(Dataset items)
+ + + + +

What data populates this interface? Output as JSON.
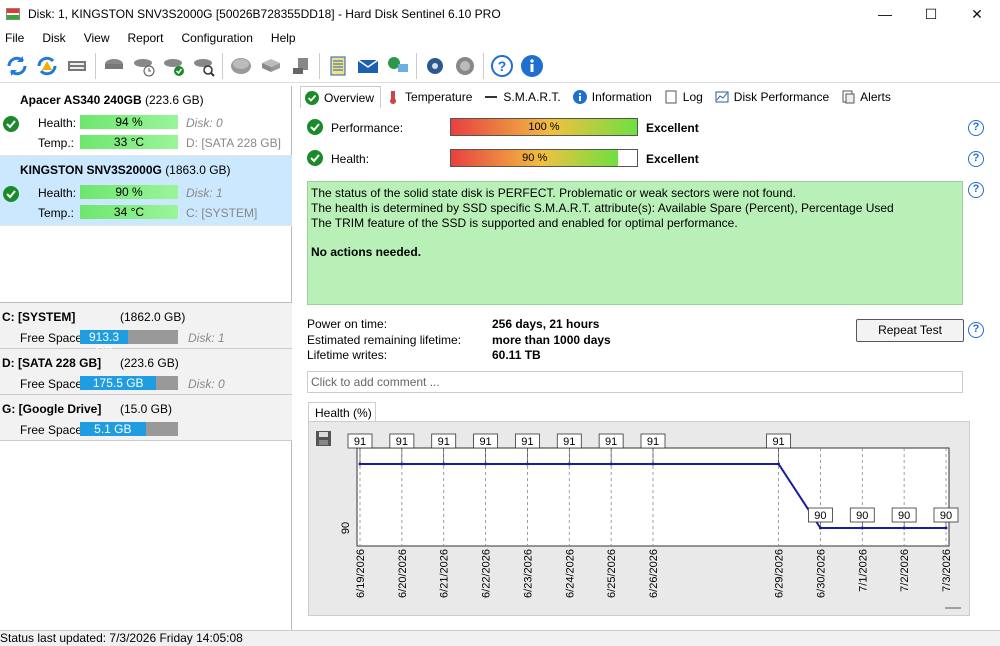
{
  "window": {
    "title": "Disk: 1, KINGSTON SNV3S2000G [50026B728355DD18]  -  Hard Disk Sentinel 6.10 PRO",
    "minimize": "—",
    "maximize": "☐",
    "close": "✕"
  },
  "menu": [
    "File",
    "Disk",
    "View",
    "Report",
    "Configuration",
    "Help"
  ],
  "disks": [
    {
      "name": "Apacer AS340 240GB",
      "size": "(223.6 GB)",
      "health_label": "Health:",
      "health": "94 %",
      "health_value": 94,
      "temp_label": "Temp.:",
      "temp": "33 °C",
      "disk_no": "Disk: 0",
      "volume": "D: [SATA 228 GB]"
    },
    {
      "name": "KINGSTON SNV3S2000G",
      "size": "(1863.0 GB)",
      "health_label": "Health:",
      "health": "90 %",
      "health_value": 90,
      "temp_label": "Temp.:",
      "temp": "34 °C",
      "disk_no": "Disk: 1",
      "volume": "C: [SYSTEM]"
    }
  ],
  "volumes": [
    {
      "name": "C: [SYSTEM]",
      "size": "(1862.0 GB)",
      "free_label": "Free Space",
      "free": "913.3 GB",
      "free_fraction": 0.49,
      "disk": "Disk: 1"
    },
    {
      "name": "D: [SATA 228 GB]",
      "size": "(223.6 GB)",
      "free_label": "Free Space",
      "free": "175.5 GB",
      "free_fraction": 0.78,
      "disk": "Disk: 0"
    },
    {
      "name": "G: [Google Drive]",
      "size": "(15.0 GB)",
      "free_label": "Free Space",
      "free": "5.1 GB",
      "free_fraction": 0.67,
      "disk": ""
    }
  ],
  "tabs": [
    "Overview",
    "Temperature",
    "S.M.A.R.T.",
    "Information",
    "Log",
    "Disk Performance",
    "Alerts"
  ],
  "overview": {
    "performance_label": "Performance:",
    "performance": "100 %",
    "performance_value": 100,
    "performance_rating": "Excellent",
    "health_label": "Health:",
    "health": "90 %",
    "health_value": 90,
    "health_rating": "Excellent",
    "status_lines": [
      "The status of the solid state disk is PERFECT. Problematic or weak sectors were not found.",
      "The health is determined by SSD specific S.M.A.R.T. attribute(s):  Available Spare (Percent), Percentage Used",
      "The TRIM feature of the SSD is supported and enabled for optimal performance."
    ],
    "status_action": "No actions needed.",
    "power_on_label": "Power on time:",
    "power_on": "256 days, 21 hours",
    "lifetime_label": "Estimated remaining lifetime:",
    "lifetime": "more than 1000 days",
    "writes_label": "Lifetime writes:",
    "writes": "60.11 TB",
    "repeat_test": "Repeat Test",
    "comment_placeholder": "Click to add comment ..."
  },
  "chart_data": {
    "type": "line",
    "tab_label": "Health (%)",
    "ylabel": "90",
    "x": [
      "6/19/2026",
      "6/20/2026",
      "6/21/2026",
      "6/22/2026",
      "6/23/2026",
      "6/24/2026",
      "6/25/2026",
      "6/26/2026",
      "6/29/2026",
      "6/30/2026",
      "7/1/2026",
      "7/2/2026",
      "7/3/2026"
    ],
    "series": [
      {
        "values": [
          91,
          91,
          91,
          91,
          91,
          91,
          91,
          91,
          91,
          90,
          90,
          90,
          90
        ]
      }
    ],
    "ylim": [
      90,
      91
    ],
    "grid": true,
    "line_color": "#1a1aa0"
  },
  "statusbar": "Status last updated: 7/3/2026 Friday 14:05:08"
}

+ + + + +

Do this » Track down the lines that include the word "SATA" and copy them.

Solution to the problem »
      "volume": "D: [SATA 228 GB]"
      "name": "D: [SATA 228 GB]",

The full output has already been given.